RECORDS TO PROCESS:

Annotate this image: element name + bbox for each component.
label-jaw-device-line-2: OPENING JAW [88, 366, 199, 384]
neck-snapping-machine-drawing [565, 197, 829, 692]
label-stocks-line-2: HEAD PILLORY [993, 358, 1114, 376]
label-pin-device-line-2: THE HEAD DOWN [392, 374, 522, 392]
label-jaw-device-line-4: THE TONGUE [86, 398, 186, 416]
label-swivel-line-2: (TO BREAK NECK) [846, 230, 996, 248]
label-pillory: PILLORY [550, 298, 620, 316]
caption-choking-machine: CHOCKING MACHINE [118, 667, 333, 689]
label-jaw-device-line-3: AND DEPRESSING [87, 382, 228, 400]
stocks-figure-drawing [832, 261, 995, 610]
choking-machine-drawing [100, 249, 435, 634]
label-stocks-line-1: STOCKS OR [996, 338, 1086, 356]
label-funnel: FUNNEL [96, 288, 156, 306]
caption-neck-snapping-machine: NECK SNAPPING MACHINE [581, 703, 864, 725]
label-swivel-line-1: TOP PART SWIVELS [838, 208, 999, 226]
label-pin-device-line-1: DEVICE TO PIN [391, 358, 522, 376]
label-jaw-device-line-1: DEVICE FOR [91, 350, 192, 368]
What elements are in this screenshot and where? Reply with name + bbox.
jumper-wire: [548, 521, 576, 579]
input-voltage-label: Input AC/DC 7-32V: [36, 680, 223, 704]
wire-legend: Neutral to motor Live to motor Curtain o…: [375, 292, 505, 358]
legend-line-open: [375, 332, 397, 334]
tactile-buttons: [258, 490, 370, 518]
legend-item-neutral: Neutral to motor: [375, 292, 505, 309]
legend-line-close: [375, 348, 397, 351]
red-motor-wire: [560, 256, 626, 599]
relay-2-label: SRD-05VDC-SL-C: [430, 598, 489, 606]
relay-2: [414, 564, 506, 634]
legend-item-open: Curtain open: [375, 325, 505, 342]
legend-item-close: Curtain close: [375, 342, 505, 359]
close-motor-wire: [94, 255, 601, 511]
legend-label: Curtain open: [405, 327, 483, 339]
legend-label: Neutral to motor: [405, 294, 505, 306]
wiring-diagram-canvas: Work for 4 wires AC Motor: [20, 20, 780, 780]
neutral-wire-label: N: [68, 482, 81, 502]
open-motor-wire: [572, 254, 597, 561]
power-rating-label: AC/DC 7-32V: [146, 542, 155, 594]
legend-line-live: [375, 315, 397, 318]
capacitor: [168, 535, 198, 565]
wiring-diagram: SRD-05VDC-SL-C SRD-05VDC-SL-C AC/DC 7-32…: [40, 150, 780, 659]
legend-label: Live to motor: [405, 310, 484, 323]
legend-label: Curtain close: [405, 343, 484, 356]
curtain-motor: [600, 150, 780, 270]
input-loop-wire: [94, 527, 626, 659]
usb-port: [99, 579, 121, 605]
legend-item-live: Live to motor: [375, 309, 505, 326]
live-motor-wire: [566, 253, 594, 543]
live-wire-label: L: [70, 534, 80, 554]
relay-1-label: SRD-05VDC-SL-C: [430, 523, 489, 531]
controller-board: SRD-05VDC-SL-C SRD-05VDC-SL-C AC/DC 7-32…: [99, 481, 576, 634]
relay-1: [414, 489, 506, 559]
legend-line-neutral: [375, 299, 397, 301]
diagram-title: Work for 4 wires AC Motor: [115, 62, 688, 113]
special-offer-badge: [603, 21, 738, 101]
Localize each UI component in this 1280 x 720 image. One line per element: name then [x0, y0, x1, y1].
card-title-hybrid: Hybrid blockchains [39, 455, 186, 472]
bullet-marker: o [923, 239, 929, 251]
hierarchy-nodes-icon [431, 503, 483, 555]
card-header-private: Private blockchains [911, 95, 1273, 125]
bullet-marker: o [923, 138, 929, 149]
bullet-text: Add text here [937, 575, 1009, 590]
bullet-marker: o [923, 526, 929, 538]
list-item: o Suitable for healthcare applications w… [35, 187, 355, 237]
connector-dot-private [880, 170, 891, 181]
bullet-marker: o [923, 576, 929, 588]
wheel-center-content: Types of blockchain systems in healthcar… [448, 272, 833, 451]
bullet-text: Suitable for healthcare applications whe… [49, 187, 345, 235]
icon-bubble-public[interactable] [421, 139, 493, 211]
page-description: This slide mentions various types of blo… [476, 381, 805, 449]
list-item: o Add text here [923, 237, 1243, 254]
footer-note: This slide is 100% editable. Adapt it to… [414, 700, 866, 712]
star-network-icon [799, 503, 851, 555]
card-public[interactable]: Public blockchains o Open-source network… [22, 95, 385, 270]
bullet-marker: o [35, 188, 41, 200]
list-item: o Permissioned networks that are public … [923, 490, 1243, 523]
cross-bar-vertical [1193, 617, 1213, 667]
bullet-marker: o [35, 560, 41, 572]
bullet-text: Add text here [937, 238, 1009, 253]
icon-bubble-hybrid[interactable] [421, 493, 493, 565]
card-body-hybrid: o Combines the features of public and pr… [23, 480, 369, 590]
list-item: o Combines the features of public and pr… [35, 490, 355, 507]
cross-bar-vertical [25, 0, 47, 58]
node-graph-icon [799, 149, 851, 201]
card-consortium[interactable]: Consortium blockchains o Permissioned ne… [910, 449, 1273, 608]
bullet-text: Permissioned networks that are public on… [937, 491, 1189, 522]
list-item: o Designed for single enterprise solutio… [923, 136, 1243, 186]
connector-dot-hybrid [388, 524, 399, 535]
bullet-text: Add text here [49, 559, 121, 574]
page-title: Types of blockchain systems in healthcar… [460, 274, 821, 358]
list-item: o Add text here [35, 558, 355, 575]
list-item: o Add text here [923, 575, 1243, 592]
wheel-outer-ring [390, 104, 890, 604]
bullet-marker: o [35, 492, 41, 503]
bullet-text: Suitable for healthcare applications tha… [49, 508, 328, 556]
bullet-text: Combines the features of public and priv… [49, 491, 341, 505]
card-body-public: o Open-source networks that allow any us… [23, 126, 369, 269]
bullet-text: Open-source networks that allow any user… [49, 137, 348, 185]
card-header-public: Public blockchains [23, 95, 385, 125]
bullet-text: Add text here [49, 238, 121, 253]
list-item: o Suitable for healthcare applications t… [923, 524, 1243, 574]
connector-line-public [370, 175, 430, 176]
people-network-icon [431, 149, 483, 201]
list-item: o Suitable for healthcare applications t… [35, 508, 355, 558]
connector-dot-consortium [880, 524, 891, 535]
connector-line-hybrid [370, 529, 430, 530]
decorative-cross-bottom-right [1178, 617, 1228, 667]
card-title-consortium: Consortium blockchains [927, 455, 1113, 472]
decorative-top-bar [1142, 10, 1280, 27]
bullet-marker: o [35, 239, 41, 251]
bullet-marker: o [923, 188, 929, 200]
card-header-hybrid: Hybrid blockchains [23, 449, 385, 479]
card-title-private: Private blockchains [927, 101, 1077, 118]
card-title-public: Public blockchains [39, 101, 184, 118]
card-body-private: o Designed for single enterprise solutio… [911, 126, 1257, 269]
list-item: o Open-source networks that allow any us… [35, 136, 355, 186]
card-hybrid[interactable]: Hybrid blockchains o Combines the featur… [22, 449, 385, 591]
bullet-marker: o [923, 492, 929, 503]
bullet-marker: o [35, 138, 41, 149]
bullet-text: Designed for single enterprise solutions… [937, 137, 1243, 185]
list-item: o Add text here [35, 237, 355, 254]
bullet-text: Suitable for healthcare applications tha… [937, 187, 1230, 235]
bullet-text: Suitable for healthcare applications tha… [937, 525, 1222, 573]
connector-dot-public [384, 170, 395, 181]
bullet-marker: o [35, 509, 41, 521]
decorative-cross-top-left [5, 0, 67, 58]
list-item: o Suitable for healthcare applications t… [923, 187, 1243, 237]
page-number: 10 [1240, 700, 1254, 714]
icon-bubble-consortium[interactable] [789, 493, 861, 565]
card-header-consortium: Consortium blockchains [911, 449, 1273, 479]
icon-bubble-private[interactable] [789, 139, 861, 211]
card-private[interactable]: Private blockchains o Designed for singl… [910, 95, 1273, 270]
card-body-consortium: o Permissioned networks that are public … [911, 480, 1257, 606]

PROBLEM STATEMENT: Reproduce verbatim the lines of the listing above, from its first line through the line containing "label-funnel: FUNNEL [96, 288, 156, 306]", with both ends included.

RESPONSE:
Annotate this image: element name + bbox for each component.
label-jaw-device-line-2: OPENING JAW [88, 366, 199, 384]
neck-snapping-machine-drawing [565, 197, 829, 692]
label-stocks-line-2: HEAD PILLORY [993, 358, 1114, 376]
label-pin-device-line-2: THE HEAD DOWN [392, 374, 522, 392]
label-jaw-device-line-4: THE TONGUE [86, 398, 186, 416]
label-swivel-line-2: (TO BREAK NECK) [846, 230, 996, 248]
label-pillory: PILLORY [550, 298, 620, 316]
caption-choking-machine: CHOCKING MACHINE [118, 667, 333, 689]
label-jaw-device-line-3: AND DEPRESSING [87, 382, 228, 400]
stocks-figure-drawing [832, 261, 995, 610]
choking-machine-drawing [100, 249, 435, 634]
label-stocks-line-1: STOCKS OR [996, 338, 1086, 356]
label-funnel: FUNNEL [96, 288, 156, 306]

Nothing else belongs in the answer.